### Requirements
The listing beneath should be written out in full, exactly as shown.

### Supplied records
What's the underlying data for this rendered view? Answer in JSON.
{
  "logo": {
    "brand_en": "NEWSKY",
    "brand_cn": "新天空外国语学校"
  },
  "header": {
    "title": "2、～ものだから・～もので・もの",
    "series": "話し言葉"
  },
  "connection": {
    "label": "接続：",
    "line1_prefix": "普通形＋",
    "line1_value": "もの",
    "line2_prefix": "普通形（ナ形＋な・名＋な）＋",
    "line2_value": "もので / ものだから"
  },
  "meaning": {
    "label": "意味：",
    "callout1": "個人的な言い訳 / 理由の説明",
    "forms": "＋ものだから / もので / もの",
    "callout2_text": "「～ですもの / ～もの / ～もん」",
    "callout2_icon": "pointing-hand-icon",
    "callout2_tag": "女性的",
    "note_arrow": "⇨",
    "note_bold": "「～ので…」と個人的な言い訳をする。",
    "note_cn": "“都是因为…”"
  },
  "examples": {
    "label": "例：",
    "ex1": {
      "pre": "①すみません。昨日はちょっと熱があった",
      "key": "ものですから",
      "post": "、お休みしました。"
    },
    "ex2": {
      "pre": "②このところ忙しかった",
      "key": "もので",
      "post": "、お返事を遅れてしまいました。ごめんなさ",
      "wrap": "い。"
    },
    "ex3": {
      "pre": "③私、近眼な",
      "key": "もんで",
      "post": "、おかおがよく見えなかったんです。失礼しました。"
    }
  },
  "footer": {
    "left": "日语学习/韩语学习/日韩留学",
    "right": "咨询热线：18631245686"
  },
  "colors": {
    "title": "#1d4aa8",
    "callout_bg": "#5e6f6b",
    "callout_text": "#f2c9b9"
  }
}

### Exercise response
What's the underlying data for this rendered view? Answer in JSON.
{
  "logo": {
    "brand_en": "NEWSKY",
    "brand_cn": "新天空外国语学校"
  },
  "header": {
    "title": "2、～ものだから・～もので・もの",
    "series": "話し言葉"
  },
  "connection": {
    "label": "接続：",
    "line1_prefix": "普通形＋",
    "line1_value": "もの",
    "line2_prefix": "普通形（ナ形＋な・名＋な）＋",
    "line2_value": "もので / ものだから"
  },
  "meaning": {
    "label": "意味：",
    "callout1": "個人的な言い訳 / 理由の説明",
    "forms": "＋ものだから / もので / もの",
    "callout2_text": "「～ですもの / ～もの / ～もん」",
    "callout2_icon": "pointing-hand-icon",
    "callout2_tag": "女性的",
    "note_arrow": "⇨",
    "note_bold": "「～ので…」と個人的な言い訳をする。",
    "note_cn": "“都是因为…”"
  },
  "examples": {
    "label": "例：",
    "ex1": {
      "pre": "①すみません。昨日はちょっと熱があった",
      "key": "ものですから",
      "post": "、お休みしました。"
    },
    "ex2": {
      "pre": "②このところ忙しかった",
      "key": "もので",
      "post": "、お返事を遅れてしまいました。ごめんなさ",
      "wrap": "い。"
    },
    "ex3": {
      "pre": "③私、近眼な",
      "key": "もんで",
      "post": "、おかおがよく見えなかったんです。失礼しました。"
    }
  },
  "footer": {
    "left": "日语学习/韩语学习/日韩留学",
    "right": "咨询热线：18631245686"
  },
  "colors": {
    "title": "#1d4aa8",
    "callout_bg": "#5e6f6b",
    "callout_text": "#f2c9b9"
  }
}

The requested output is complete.